__EXERCISE TASK__: List each line of the data that holds the string "style".

## BEGIN MATERIAL SHOWN

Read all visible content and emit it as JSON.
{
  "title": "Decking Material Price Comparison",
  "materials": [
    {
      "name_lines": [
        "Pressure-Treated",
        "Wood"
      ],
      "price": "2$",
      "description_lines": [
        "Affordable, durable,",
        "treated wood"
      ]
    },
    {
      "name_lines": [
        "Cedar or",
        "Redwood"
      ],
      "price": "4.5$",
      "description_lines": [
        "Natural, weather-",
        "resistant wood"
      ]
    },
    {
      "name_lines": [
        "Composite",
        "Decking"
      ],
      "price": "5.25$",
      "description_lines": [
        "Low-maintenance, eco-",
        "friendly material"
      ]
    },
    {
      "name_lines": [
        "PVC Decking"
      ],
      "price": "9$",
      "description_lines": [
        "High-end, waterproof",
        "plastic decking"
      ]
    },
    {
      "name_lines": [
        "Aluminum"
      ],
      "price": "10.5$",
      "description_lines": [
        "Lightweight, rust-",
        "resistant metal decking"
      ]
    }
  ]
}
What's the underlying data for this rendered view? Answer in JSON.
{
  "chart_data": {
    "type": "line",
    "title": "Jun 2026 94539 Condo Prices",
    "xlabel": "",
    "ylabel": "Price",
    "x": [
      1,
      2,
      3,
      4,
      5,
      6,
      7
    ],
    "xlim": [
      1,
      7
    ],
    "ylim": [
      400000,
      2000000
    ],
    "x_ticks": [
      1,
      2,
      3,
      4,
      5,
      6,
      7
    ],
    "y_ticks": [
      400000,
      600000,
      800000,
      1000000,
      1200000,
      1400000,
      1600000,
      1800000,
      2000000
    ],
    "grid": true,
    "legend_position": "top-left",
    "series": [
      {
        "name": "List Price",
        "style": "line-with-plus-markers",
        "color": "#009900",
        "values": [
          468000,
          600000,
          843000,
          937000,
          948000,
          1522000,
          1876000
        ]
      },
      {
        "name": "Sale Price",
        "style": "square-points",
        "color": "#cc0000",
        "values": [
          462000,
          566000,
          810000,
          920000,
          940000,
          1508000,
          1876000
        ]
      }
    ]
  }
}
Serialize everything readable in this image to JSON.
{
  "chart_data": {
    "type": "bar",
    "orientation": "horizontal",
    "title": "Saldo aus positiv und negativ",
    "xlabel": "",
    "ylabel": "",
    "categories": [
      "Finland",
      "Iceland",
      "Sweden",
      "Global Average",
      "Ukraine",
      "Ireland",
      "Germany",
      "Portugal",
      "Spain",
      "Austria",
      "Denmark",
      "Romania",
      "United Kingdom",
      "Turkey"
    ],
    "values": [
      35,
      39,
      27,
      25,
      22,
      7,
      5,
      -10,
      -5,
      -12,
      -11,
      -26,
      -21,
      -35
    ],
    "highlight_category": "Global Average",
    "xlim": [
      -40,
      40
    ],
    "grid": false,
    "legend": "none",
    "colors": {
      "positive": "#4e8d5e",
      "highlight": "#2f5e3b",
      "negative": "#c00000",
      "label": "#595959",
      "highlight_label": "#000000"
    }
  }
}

## END MATERIAL SHOWN

__TASK ANSWER__:
        "style": "line-with-plus-markers",
        "style": "square-points",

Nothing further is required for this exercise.